> EXERCISE TASK
Emit the data below verbatim, stripping out any pictures.
>> Start ENTRIES SUPPLIED
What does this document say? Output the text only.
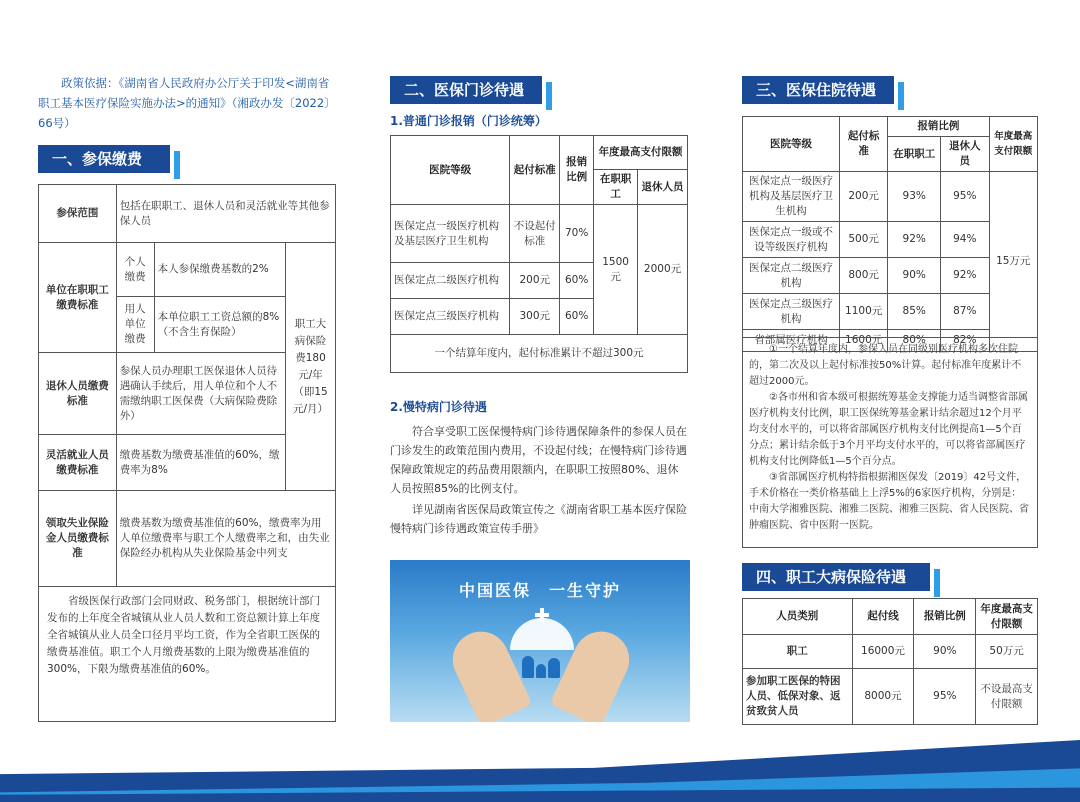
政策依据：《湖南省人民政府办公厅关于印发<湖南省职工基本医疗保险实施办法>的通知》（湘政办发〔2022〕66号）
一、参保缴费
参保范围	包括在职职工、退休人员和灵活就业等其他参保人员		
单位在职职工缴费标准	个人缴费	本人参保缴费基数的2%	职工大病保险费180元/年（即15元/月）
	用人单位缴费	本单位职工工资总额的8%（不含生育保险）	
退休人员缴费标准	参保人员办理职工医保退休人员待遇确认手续后，用人单位和个人不需缴纳职工医保费（大病保险费除外）		
灵活就业人员缴费标准	缴费基数为缴费基准值的60%，缴费率为8%		
领取失业保险金人员缴费标准	缴费基数为缴费基准值的60%，缴费率为用人单位缴费率与职工个人缴费率之和，由失业保险经办机构从失业保险基金中列支		

省级医保行政部门会同财政、税务部门，根据统计部门发布的上年度全省城镇从业人员人数和工资总额计算上年度全省城镇从业人员全口径月平均工资，作为全省职工医保的缴费基准值。职工个人月缴费基数的上限为缴费基准值的300%，下限为缴费基准值的60%。

二、医保门诊待遇
1.普通门诊报销（门诊统筹）
医院等级	起付标准	报销比例	年度最高支付限额	
			在职职工	退休人员
医保定点一级医疗机构及基层医疗卫生机构	不设起付标准	70%	1500元	2000元
医保定点二级医疗机构	200元	60%		
医保定点三级医疗机构	300元	60%		
一个结算年度内，起付标准累计不超过300元				
2.慢特病门诊待遇
符合享受职工医保慢特病门诊待遇保障条件的参保人员在门诊发生的政策范围内费用，不设起付线；在慢特病门诊待遇保障政策规定的药品费用限额内，在职职工按照80%、退休人员按照85%的比例支付。
详见湖南省医保局政策宣传之《湖南省职工基本医疗保险慢特病门诊待遇政策宣传手册》
中国医保　一生守护
三、医保住院待遇
医院等级	起付标准	报销比例		年度最高支付限额
		在职职工	退休人员	
医保定点一级医疗机构及基层医疗卫生机构	200元	93%	95%	15万元
医保定点一级或不设等级医疗机构	500元	92%	94%	
医保定点二级医疗机构	800元	90%	92%	
医保定点三级医疗机构	1100元	85%	87%	
省部属医疗机构	1600元	80%	82%	

①一个结算年度内，参保人员在同级别医疗机构多次住院的，第二次及以上起付标准按50%计算。起付标准年度累计不超过2000元。

②各市州和省本级可根据统筹基金支撑能力适当调整省部属医疗机构支付比例，职工医保统筹基金累计结余超过12个月平均支付水平的，可以将省部属医疗机构支付比例提高1—5个百分点；累计结余低于3个月平均支付水平的，可以将省部属医疗机构支付比例降低1—5个百分点。

③省部属医疗机构特指根据湘医保发〔2019〕42号文件，手术价格在一类价格基础上上浮5%的6家医疗机构，分别是：中南大学湘雅医院、湘雅二医院、湘雅三医院、省人民医院、省肿瘤医院、省中医附一医院。

四、职工大病保险待遇
人员类别	起付线	报销比例	年度最高支付限额
职工	16000元	90%	50万元
参加职工医保的特困人员、低保对象、返贫致贫人员	8000元	95%	不设最高支付限额
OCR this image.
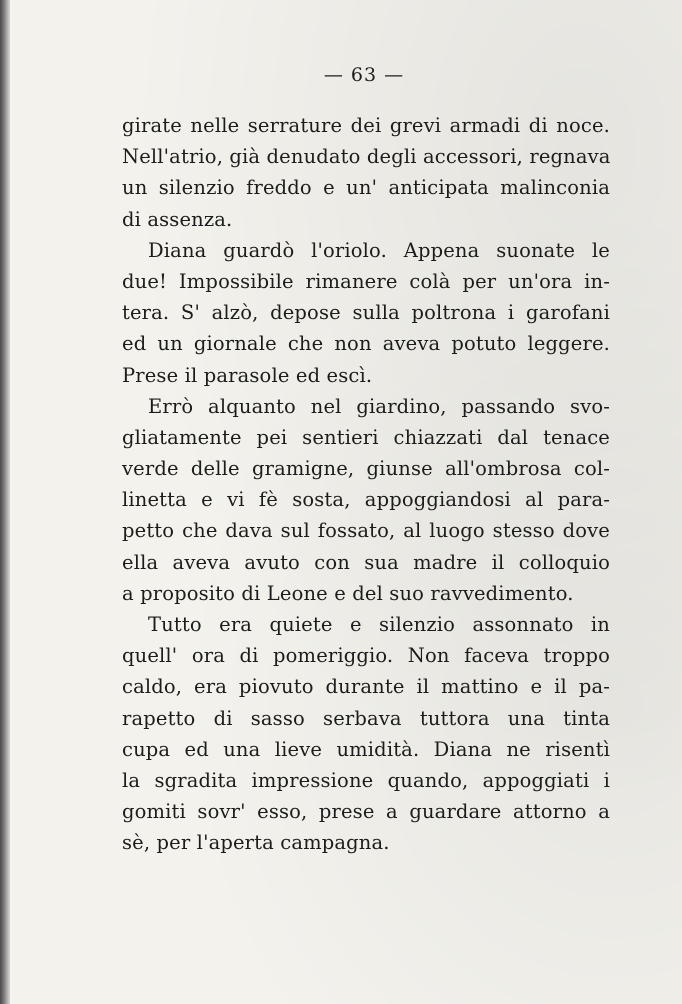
— 63 —
girate nelle serrature dei grevi armadi di noce.
Nell'atrio, già denudato degli accessori, regnava
un silenzio freddo e un' anticipata malinconia
di assenza.
Diana guardò l'oriolo. Appena suonate le
due! Impossibile rimanere colà per un'ora in-
tera. S' alzò, depose sulla poltrona i garofani
ed un giornale che non aveva potuto leggere.
Prese il parasole ed escì.
Errò alquanto nel giardino, passando svo-
gliatamente pei sentieri chiazzati dal tenace
verde delle gramigne, giunse all'ombrosa col-
linetta e vi fè sosta, appoggiandosi al para-
petto che dava sul fossato, al luogo stesso dove
ella aveva avuto con sua madre il colloquio
a proposito di Leone e del suo ravvedimento.
Tutto era quiete e silenzio assonnato in
quell' ora di pomeriggio. Non faceva troppo
caldo, era piovuto durante il mattino e il pa-
rapetto di sasso serbava tuttora una tinta
cupa ed una lieve umidità. Diana ne risentì
la sgradita impressione quando, appoggiati i
gomiti sovr' esso, prese a guardare attorno a
sè, per l'aperta campagna.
>> End ENTRIES SUPPLIED
> THE COMPLETED TASK
What does this document say? Output the text only.
政策依据：《湖南省人民政府办公厅关于印发<湖南省职工基本医疗保险实施办法>的通知》（湘政办发〔2022〕66号）
一、参保缴费
参保范围	包括在职职工、退休人员和灵活就业等其他参保人员		
单位在职职工缴费标准	个人缴费	本人参保缴费基数的2%	职工大病保险费180元/年（即15元/月）
	用人单位缴费	本单位职工工资总额的8%（不含生育保险）	
退休人员缴费标准	参保人员办理职工医保退休人员待遇确认手续后，用人单位和个人不需缴纳职工医保费（大病保险费除外）		
灵活就业人员缴费标准	缴费基数为缴费基准值的60%，缴费率为8%		
领取失业保险金人员缴费标准	缴费基数为缴费基准值的60%，缴费率为用人单位缴费率与职工个人缴费率之和，由失业保险经办机构从失业保险基金中列支		

省级医保行政部门会同财政、税务部门，根据统计部门发布的上年度全省城镇从业人员人数和工资总额计算上年度全省城镇从业人员全口径月平均工资，作为全省职工医保的缴费基准值。职工个人月缴费基数的上限为缴费基准值的300%，下限为缴费基准值的60%。

二、医保门诊待遇
1.普通门诊报销（门诊统筹）
医院等级	起付标准	报销比例	年度最高支付限额	
			在职职工	退休人员
医保定点一级医疗机构及基层医疗卫生机构	不设起付标准	70%	1500元	2000元
医保定点二级医疗机构	200元	60%		
医保定点三级医疗机构	300元	60%		
一个结算年度内，起付标准累计不超过300元				
2.慢特病门诊待遇
符合享受职工医保慢特病门诊待遇保障条件的参保人员在门诊发生的政策范围内费用，不设起付线；在慢特病门诊待遇保障政策规定的药品费用限额内，在职职工按照80%、退休人员按照85%的比例支付。
详见湖南省医保局政策宣传之《湖南省职工基本医疗保险慢特病门诊待遇政策宣传手册》
中国医保　一生守护
三、医保住院待遇
医院等级	起付标准	报销比例		年度最高支付限额
		在职职工	退休人员	
医保定点一级医疗机构及基层医疗卫生机构	200元	93%	95%	15万元
医保定点一级或不设等级医疗机构	500元	92%	94%	
医保定点二级医疗机构	800元	90%	92%	
医保定点三级医疗机构	1100元	85%	87%	
省部属医疗机构	1600元	80%	82%	

①一个结算年度内，参保人员在同级别医疗机构多次住院的，第二次及以上起付标准按50%计算。起付标准年度累计不超过2000元。

②各市州和省本级可根据统筹基金支撑能力适当调整省部属医疗机构支付比例，职工医保统筹基金累计结余超过12个月平均支付水平的，可以将省部属医疗机构支付比例提高1—5个百分点；累计结余低于3个月平均支付水平的，可以将省部属医疗机构支付比例降低1—5个百分点。

③省部属医疗机构特指根据湘医保发〔2019〕42号文件，手术价格在一类价格基础上上浮5%的6家医疗机构，分别是：中南大学湘雅医院、湘雅二医院、湘雅三医院、省人民医院、省肿瘤医院、省中医附一医院。

四、职工大病保险待遇
人员类别	起付线	报销比例	年度最高支付限额
职工	16000元	90%	50万元
参加职工医保的特困人员、低保对象、返贫致贫人员	8000元	95%	不设最高支付限额
OCR this image.
— 63 —
girate nelle serrature dei grevi armadi di noce.
Nell'atrio, già denudato degli accessori, regnava
un silenzio freddo e un' anticipata malinconia
di assenza.
Diana guardò l'oriolo. Appena suonate le
due! Impossibile rimanere colà per un'ora in-
tera. S' alzò, depose sulla poltrona i garofani
ed un giornale che non aveva potuto leggere.
Prese il parasole ed escì.
Errò alquanto nel giardino, passando svo-
gliatamente pei sentieri chiazzati dal tenace
verde delle gramigne, giunse all'ombrosa col-
linetta e vi fè sosta, appoggiandosi al para-
petto che dava sul fossato, al luogo stesso dove
ella aveva avuto con sua madre il colloquio
a proposito di Leone e del suo ravvedimento.
Tutto era quiete e silenzio assonnato in
quell' ora di pomeriggio. Non faceva troppo
caldo, era piovuto durante il mattino e il pa-
rapetto di sasso serbava tuttora una tinta
cupa ed una lieve umidità. Diana ne risentì
la sgradita impressione quando, appoggiati i
gomiti sovr' esso, prese a guardare attorno a
sè, per l'aperta campagna.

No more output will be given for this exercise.